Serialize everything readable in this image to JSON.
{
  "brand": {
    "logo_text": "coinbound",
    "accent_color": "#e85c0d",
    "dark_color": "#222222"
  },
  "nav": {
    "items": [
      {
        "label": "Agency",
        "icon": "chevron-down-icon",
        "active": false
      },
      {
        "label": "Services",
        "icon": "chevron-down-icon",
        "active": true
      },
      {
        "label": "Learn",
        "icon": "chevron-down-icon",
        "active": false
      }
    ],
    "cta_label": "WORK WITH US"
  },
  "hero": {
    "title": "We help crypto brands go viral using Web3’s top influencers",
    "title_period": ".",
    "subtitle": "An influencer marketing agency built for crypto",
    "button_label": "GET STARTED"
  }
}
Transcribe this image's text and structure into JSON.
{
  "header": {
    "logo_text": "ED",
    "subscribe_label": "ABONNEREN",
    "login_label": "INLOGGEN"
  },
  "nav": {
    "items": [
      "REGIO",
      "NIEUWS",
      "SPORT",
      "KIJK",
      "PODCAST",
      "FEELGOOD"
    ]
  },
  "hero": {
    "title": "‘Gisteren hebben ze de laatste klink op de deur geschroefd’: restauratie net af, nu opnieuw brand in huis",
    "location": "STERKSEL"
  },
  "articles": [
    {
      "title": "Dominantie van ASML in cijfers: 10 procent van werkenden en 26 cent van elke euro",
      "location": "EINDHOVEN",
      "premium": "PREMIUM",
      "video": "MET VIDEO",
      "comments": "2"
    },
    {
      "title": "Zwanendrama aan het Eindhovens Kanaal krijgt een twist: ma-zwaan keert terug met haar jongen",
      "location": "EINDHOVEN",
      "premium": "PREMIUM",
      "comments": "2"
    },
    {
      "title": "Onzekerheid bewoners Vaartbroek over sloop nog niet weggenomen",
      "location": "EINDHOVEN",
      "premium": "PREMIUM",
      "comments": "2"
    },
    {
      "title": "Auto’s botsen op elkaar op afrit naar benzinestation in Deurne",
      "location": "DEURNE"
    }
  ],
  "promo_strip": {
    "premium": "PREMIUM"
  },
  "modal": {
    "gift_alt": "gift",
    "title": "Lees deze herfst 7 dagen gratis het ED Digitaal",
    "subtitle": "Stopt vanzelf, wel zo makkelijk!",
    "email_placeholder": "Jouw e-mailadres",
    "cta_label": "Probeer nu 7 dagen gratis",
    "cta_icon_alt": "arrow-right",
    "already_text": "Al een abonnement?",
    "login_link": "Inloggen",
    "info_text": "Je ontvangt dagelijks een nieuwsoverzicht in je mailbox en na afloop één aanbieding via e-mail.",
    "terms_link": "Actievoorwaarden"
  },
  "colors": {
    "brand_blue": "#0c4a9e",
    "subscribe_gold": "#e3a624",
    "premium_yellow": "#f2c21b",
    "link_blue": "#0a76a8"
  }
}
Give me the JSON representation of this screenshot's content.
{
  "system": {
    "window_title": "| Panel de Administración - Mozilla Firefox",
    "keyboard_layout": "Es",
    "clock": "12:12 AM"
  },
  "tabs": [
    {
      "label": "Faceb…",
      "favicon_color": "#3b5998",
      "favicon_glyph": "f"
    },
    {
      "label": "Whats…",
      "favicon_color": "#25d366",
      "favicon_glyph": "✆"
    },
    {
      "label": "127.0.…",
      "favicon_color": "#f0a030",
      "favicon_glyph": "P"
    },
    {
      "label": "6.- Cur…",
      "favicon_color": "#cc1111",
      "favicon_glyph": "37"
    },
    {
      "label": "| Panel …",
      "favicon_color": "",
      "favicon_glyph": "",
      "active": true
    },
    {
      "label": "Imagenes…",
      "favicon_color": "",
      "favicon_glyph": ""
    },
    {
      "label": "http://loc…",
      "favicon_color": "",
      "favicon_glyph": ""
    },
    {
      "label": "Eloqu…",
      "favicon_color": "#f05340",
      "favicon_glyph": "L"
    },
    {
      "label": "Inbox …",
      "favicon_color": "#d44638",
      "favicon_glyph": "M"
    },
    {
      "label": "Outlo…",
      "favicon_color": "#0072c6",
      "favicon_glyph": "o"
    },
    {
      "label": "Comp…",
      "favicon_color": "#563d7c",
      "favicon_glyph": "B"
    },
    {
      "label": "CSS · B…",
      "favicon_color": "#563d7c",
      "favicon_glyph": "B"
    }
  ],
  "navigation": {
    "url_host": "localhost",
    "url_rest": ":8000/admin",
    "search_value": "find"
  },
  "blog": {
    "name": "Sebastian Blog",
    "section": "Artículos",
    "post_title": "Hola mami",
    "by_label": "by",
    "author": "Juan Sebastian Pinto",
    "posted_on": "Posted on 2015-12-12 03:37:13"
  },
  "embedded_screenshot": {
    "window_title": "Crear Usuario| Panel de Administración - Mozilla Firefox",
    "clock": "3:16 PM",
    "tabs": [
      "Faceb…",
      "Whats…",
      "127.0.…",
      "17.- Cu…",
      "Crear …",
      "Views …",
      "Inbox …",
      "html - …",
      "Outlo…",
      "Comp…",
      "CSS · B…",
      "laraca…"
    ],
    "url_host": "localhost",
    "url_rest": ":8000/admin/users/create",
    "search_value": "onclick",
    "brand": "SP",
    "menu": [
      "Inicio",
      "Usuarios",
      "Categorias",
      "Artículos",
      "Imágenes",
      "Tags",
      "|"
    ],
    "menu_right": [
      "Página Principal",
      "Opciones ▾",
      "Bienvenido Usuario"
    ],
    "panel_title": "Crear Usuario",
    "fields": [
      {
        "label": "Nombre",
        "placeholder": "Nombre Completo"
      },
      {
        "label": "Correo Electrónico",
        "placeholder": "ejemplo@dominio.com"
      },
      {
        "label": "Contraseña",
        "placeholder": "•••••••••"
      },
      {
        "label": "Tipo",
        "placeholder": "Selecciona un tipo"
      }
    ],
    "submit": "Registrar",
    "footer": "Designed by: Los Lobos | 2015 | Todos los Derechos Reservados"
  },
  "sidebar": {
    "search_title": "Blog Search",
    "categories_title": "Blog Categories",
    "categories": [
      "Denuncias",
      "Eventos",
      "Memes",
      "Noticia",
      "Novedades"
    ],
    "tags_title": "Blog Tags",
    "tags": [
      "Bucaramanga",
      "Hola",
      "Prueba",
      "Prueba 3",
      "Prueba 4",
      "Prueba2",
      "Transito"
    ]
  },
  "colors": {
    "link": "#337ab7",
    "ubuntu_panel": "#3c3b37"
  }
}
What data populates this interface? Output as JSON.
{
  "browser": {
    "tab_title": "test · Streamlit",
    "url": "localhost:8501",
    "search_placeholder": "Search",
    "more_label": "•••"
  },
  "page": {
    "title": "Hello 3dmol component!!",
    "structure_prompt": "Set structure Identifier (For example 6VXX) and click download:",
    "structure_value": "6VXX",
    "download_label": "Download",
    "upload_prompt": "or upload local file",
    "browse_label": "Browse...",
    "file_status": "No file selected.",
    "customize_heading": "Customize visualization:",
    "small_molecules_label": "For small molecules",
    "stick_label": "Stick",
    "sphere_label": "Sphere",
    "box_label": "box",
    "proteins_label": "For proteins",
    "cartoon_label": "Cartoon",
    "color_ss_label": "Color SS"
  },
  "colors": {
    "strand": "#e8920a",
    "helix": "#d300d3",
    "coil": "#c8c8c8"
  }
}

→ Exercise requirements
Return the data exactly, every line included.

→ Solution for this exercise
Serialize everything readable in this image to JSON.
{
  "brand": {
    "logo_text": "coinbound",
    "accent_color": "#e85c0d",
    "dark_color": "#222222"
  },
  "nav": {
    "items": [
      {
        "label": "Agency",
        "icon": "chevron-down-icon",
        "active": false
      },
      {
        "label": "Services",
        "icon": "chevron-down-icon",
        "active": true
      },
      {
        "label": "Learn",
        "icon": "chevron-down-icon",
        "active": false
      }
    ],
    "cta_label": "WORK WITH US"
  },
  "hero": {
    "title": "We help crypto brands go viral using Web3’s top influencers",
    "title_period": ".",
    "subtitle": "An influencer marketing agency built for crypto",
    "button_label": "GET STARTED"
  }
}
Transcribe this image's text and structure into JSON.
{
  "header": {
    "logo_text": "ED",
    "subscribe_label": "ABONNEREN",
    "login_label": "INLOGGEN"
  },
  "nav": {
    "items": [
      "REGIO",
      "NIEUWS",
      "SPORT",
      "KIJK",
      "PODCAST",
      "FEELGOOD"
    ]
  },
  "hero": {
    "title": "‘Gisteren hebben ze de laatste klink op de deur geschroefd’: restauratie net af, nu opnieuw brand in huis",
    "location": "STERKSEL"
  },
  "articles": [
    {
      "title": "Dominantie van ASML in cijfers: 10 procent van werkenden en 26 cent van elke euro",
      "location": "EINDHOVEN",
      "premium": "PREMIUM",
      "video": "MET VIDEO",
      "comments": "2"
    },
    {
      "title": "Zwanendrama aan het Eindhovens Kanaal krijgt een twist: ma-zwaan keert terug met haar jongen",
      "location": "EINDHOVEN",
      "premium": "PREMIUM",
      "comments": "2"
    },
    {
      "title": "Onzekerheid bewoners Vaartbroek over sloop nog niet weggenomen",
      "location": "EINDHOVEN",
      "premium": "PREMIUM",
      "comments": "2"
    },
    {
      "title": "Auto’s botsen op elkaar op afrit naar benzinestation in Deurne",
      "location": "DEURNE"
    }
  ],
  "promo_strip": {
    "premium": "PREMIUM"
  },
  "modal": {
    "gift_alt": "gift",
    "title": "Lees deze herfst 7 dagen gratis het ED Digitaal",
    "subtitle": "Stopt vanzelf, wel zo makkelijk!",
    "email_placeholder": "Jouw e-mailadres",
    "cta_label": "Probeer nu 7 dagen gratis",
    "cta_icon_alt": "arrow-right",
    "already_text": "Al een abonnement?",
    "login_link": "Inloggen",
    "info_text": "Je ontvangt dagelijks een nieuwsoverzicht in je mailbox en na afloop één aanbieding via e-mail.",
    "terms_link": "Actievoorwaarden"
  },
  "colors": {
    "brand_blue": "#0c4a9e",
    "subscribe_gold": "#e3a624",
    "premium_yellow": "#f2c21b",
    "link_blue": "#0a76a8"
  }
}
Give me the JSON representation of this screenshot's content.
{
  "system": {
    "window_title": "| Panel de Administración - Mozilla Firefox",
    "keyboard_layout": "Es",
    "clock": "12:12 AM"
  },
  "tabs": [
    {
      "label": "Faceb…",
      "favicon_color": "#3b5998",
      "favicon_glyph": "f"
    },
    {
      "label": "Whats…",
      "favicon_color": "#25d366",
      "favicon_glyph": "✆"
    },
    {
      "label": "127.0.…",
      "favicon_color": "#f0a030",
      "favicon_glyph": "P"
    },
    {
      "label": "6.- Cur…",
      "favicon_color": "#cc1111",
      "favicon_glyph": "37"
    },
    {
      "label": "| Panel …",
      "favicon_color": "",
      "favicon_glyph": "",
      "active": true
    },
    {
      "label": "Imagenes…",
      "favicon_color": "",
      "favicon_glyph": ""
    },
    {
      "label": "http://loc…",
      "favicon_color": "",
      "favicon_glyph": ""
    },
    {
      "label": "Eloqu…",
      "favicon_color": "#f05340",
      "favicon_glyph": "L"
    },
    {
      "label": "Inbox …",
      "favicon_color": "#d44638",
      "favicon_glyph": "M"
    },
    {
      "label": "Outlo…",
      "favicon_color": "#0072c6",
      "favicon_glyph": "o"
    },
    {
      "label": "Comp…",
      "favicon_color": "#563d7c",
      "favicon_glyph": "B"
    },
    {
      "label": "CSS · B…",
      "favicon_color": "#563d7c",
      "favicon_glyph": "B"
    }
  ],
  "navigation": {
    "url_host": "localhost",
    "url_rest": ":8000/admin",
    "search_value": "find"
  },
  "blog": {
    "name": "Sebastian Blog",
    "section": "Artículos",
    "post_title": "Hola mami",
    "by_label": "by",
    "author": "Juan Sebastian Pinto",
    "posted_on": "Posted on 2015-12-12 03:37:13"
  },
  "embedded_screenshot": {
    "window_title": "Crear Usuario| Panel de Administración - Mozilla Firefox",
    "clock": "3:16 PM",
    "tabs": [
      "Faceb…",
      "Whats…",
      "127.0.…",
      "17.- Cu…",
      "Crear …",
      "Views …",
      "Inbox …",
      "html - …",
      "Outlo…",
      "Comp…",
      "CSS · B…",
      "laraca…"
    ],
    "url_host": "localhost",
    "url_rest": ":8000/admin/users/create",
    "search_value": "onclick",
    "brand": "SP",
    "menu": [
      "Inicio",
      "Usuarios",
      "Categorias",
      "Artículos",
      "Imágenes",
      "Tags",
      "|"
    ],
    "menu_right": [
      "Página Principal",
      "Opciones ▾",
      "Bienvenido Usuario"
    ],
    "panel_title": "Crear Usuario",
    "fields": [
      {
        "label": "Nombre",
        "placeholder": "Nombre Completo"
      },
      {
        "label": "Correo Electrónico",
        "placeholder": "ejemplo@dominio.com"
      },
      {
        "label": "Contraseña",
        "placeholder": "•••••••••"
      },
      {
        "label": "Tipo",
        "placeholder": "Selecciona un tipo"
      }
    ],
    "submit": "Registrar",
    "footer": "Designed by: Los Lobos | 2015 | Todos los Derechos Reservados"
  },
  "sidebar": {
    "search_title": "Blog Search",
    "categories_title": "Blog Categories",
    "categories": [
      "Denuncias",
      "Eventos",
      "Memes",
      "Noticia",
      "Novedades"
    ],
    "tags_title": "Blog Tags",
    "tags": [
      "Bucaramanga",
      "Hola",
      "Prueba",
      "Prueba 3",
      "Prueba 4",
      "Prueba2",
      "Transito"
    ]
  },
  "colors": {
    "link": "#337ab7",
    "ubuntu_panel": "#3c3b37"
  }
}
What data populates this interface? Output as JSON.
{
  "browser": {
    "tab_title": "test · Streamlit",
    "url": "localhost:8501",
    "search_placeholder": "Search",
    "more_label": "•••"
  },
  "page": {
    "title": "Hello 3dmol component!!",
    "structure_prompt": "Set structure Identifier (For example 6VXX) and click download:",
    "structure_value": "6VXX",
    "download_label": "Download",
    "upload_prompt": "or upload local file",
    "browse_label": "Browse...",
    "file_status": "No file selected.",
    "customize_heading": "Customize visualization:",
    "small_molecules_label": "For small molecules",
    "stick_label": "Stick",
    "sphere_label": "Sphere",
    "box_label": "box",
    "proteins_label": "For proteins",
    "cartoon_label": "Cartoon",
    "color_ss_label": "Color SS"
  },
  "colors": {
    "strand": "#e8920a",
    "helix": "#d300d3",
    "coil": "#c8c8c8"
  }
}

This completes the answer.